— SHORT PROBLEM —
Separate out the lines that hold "plug".

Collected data
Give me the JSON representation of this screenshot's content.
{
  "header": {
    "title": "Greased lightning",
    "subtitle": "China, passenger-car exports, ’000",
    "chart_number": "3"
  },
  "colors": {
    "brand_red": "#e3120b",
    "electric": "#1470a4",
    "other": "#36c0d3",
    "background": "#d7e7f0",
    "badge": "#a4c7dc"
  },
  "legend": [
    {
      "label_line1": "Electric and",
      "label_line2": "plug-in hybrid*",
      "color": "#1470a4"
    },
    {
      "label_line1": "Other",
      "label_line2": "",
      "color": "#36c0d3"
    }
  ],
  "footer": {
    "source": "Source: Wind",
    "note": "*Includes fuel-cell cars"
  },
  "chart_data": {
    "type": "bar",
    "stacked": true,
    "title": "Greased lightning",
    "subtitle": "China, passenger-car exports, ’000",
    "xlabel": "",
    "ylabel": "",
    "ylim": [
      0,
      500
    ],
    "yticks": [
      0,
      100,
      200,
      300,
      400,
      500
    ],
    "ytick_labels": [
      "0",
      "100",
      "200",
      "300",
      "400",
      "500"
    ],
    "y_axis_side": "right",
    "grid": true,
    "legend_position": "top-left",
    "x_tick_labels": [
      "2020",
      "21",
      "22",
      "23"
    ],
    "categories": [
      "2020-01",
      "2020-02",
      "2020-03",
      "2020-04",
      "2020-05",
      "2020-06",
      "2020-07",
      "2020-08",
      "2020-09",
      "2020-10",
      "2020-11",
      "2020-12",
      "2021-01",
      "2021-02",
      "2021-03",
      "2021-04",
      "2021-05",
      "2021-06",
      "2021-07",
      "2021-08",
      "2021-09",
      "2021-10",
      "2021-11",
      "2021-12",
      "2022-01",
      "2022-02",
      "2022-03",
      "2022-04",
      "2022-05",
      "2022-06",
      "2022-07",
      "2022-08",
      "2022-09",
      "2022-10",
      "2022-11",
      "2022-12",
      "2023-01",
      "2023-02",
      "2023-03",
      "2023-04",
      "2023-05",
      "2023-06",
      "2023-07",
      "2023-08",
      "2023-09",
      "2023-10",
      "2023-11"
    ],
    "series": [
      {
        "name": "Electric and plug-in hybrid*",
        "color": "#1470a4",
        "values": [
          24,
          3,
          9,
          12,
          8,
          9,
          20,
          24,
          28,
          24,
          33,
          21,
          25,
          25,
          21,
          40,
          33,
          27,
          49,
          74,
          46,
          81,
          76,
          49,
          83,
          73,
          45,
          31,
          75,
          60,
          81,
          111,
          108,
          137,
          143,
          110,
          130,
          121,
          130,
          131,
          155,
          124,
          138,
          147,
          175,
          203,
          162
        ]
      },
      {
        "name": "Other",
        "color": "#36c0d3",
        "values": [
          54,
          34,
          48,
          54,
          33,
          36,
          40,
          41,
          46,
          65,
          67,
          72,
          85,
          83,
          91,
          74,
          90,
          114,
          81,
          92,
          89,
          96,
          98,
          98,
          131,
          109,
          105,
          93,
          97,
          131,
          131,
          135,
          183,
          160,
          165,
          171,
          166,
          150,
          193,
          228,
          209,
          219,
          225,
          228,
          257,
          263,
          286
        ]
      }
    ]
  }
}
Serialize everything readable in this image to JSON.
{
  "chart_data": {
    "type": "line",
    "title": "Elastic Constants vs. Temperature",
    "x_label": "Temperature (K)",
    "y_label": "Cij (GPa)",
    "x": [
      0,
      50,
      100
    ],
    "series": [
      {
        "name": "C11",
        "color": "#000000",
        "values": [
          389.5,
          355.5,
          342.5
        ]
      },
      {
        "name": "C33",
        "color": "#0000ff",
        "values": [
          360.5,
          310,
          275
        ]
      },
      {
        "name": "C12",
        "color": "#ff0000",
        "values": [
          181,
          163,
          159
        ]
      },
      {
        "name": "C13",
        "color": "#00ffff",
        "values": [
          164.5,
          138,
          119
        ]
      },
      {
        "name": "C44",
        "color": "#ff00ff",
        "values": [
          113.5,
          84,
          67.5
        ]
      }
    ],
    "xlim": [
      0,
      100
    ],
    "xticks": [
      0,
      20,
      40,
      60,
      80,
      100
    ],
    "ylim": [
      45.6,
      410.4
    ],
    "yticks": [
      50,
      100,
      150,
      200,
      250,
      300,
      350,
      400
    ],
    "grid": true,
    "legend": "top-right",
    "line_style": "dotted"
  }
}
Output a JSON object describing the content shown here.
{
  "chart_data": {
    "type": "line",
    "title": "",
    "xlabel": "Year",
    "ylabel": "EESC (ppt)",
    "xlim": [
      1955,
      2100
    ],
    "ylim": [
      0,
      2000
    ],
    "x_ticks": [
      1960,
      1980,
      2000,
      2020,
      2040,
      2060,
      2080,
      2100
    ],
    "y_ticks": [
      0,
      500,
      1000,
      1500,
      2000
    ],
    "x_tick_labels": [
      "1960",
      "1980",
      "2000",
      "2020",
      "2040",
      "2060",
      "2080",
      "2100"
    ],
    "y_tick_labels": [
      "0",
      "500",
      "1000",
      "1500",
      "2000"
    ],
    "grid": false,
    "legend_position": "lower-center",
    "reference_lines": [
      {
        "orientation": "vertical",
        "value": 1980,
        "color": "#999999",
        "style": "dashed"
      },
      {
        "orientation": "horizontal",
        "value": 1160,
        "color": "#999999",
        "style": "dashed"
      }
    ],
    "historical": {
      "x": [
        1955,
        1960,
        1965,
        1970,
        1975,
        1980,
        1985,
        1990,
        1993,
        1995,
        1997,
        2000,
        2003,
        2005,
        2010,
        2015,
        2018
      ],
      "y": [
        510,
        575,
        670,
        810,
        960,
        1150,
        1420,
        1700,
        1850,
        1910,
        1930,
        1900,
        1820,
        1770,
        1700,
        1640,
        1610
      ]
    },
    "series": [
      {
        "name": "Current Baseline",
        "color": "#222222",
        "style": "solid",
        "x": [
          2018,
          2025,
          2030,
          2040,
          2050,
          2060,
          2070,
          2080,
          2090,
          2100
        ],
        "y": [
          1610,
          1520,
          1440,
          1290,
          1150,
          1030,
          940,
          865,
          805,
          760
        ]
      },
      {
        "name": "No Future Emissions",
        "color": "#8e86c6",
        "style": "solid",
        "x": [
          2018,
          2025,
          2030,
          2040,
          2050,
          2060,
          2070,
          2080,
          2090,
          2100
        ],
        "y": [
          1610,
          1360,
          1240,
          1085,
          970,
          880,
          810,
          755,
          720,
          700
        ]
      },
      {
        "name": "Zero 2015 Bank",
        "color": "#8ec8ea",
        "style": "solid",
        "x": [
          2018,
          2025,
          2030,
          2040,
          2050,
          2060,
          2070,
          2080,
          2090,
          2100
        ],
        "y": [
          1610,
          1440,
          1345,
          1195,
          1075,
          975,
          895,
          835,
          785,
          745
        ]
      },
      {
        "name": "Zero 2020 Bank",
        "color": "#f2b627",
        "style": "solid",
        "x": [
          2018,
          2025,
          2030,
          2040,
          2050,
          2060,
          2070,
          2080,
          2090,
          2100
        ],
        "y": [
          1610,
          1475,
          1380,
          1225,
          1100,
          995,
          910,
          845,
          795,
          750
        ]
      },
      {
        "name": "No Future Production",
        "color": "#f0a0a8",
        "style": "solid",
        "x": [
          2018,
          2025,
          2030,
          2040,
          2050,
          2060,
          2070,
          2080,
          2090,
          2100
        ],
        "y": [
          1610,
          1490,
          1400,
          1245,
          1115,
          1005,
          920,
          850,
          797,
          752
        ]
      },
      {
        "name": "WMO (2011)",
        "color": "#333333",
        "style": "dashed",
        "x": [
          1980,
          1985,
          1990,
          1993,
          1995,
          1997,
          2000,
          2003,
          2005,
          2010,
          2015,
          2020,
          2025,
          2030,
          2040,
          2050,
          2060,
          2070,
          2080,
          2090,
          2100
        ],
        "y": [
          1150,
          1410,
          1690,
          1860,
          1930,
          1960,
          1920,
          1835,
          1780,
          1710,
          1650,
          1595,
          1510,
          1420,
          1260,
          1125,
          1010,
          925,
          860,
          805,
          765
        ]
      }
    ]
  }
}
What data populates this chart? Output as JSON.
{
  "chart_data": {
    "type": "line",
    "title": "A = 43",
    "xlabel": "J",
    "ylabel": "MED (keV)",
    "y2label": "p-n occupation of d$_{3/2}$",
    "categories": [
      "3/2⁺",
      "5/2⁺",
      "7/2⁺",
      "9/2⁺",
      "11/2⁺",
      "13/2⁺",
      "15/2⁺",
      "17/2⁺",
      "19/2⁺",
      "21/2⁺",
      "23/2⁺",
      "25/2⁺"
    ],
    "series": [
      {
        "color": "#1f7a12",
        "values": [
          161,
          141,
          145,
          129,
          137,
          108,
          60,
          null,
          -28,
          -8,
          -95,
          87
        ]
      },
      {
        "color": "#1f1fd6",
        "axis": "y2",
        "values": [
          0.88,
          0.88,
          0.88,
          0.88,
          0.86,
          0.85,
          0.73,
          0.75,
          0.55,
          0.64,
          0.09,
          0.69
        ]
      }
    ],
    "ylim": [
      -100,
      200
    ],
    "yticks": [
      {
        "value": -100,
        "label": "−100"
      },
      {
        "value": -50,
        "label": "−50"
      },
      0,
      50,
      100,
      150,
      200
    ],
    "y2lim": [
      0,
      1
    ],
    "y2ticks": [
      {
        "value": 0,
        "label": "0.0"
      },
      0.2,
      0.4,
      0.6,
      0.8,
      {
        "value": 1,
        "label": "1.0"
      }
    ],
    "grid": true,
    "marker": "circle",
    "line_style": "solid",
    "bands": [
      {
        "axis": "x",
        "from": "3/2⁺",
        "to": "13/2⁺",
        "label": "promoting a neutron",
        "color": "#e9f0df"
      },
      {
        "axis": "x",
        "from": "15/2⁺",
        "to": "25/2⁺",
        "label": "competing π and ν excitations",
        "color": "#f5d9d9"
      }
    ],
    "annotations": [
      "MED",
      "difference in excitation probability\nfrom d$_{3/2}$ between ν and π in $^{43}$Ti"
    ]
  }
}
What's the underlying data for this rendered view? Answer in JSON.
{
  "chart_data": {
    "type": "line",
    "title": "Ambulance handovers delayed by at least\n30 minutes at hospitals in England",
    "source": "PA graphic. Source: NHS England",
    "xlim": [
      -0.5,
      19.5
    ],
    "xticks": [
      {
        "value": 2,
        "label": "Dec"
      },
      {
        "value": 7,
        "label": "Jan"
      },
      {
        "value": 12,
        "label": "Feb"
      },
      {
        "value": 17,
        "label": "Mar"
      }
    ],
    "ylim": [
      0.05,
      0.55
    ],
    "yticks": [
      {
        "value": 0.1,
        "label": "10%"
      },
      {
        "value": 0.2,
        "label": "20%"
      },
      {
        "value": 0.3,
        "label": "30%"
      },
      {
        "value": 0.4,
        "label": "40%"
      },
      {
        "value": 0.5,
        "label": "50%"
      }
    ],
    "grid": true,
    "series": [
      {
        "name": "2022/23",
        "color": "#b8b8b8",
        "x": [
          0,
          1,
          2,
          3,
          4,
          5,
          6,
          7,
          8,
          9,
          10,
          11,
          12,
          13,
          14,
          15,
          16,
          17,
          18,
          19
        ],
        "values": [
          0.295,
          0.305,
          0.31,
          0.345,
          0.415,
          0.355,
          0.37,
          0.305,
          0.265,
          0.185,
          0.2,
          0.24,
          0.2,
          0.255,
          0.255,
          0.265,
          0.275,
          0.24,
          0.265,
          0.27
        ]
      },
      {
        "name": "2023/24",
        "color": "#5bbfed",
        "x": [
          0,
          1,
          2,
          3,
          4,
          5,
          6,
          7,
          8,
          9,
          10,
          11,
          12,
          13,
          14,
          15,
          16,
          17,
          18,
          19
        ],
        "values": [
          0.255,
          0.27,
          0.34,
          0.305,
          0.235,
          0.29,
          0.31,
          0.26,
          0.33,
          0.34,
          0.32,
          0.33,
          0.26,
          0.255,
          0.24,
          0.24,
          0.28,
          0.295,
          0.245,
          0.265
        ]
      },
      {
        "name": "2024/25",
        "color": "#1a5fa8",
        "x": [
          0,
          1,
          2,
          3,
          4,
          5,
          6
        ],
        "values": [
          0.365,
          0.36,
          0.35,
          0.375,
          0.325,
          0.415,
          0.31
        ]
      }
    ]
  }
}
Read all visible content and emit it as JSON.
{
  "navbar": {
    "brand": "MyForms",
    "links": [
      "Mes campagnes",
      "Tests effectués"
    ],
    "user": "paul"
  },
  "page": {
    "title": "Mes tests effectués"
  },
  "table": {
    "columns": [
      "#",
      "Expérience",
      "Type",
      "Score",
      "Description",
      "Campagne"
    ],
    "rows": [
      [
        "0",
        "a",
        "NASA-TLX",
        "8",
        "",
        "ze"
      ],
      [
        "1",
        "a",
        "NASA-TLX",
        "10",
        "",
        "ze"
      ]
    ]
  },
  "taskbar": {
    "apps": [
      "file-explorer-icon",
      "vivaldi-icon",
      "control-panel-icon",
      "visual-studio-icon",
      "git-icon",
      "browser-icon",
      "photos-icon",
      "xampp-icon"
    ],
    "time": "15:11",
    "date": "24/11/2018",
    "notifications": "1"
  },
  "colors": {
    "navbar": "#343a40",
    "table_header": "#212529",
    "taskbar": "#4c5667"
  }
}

— ANSWER —
      "label_line2": "plug-in hybrid*",
        "name": "Electric and plug-in hybrid*",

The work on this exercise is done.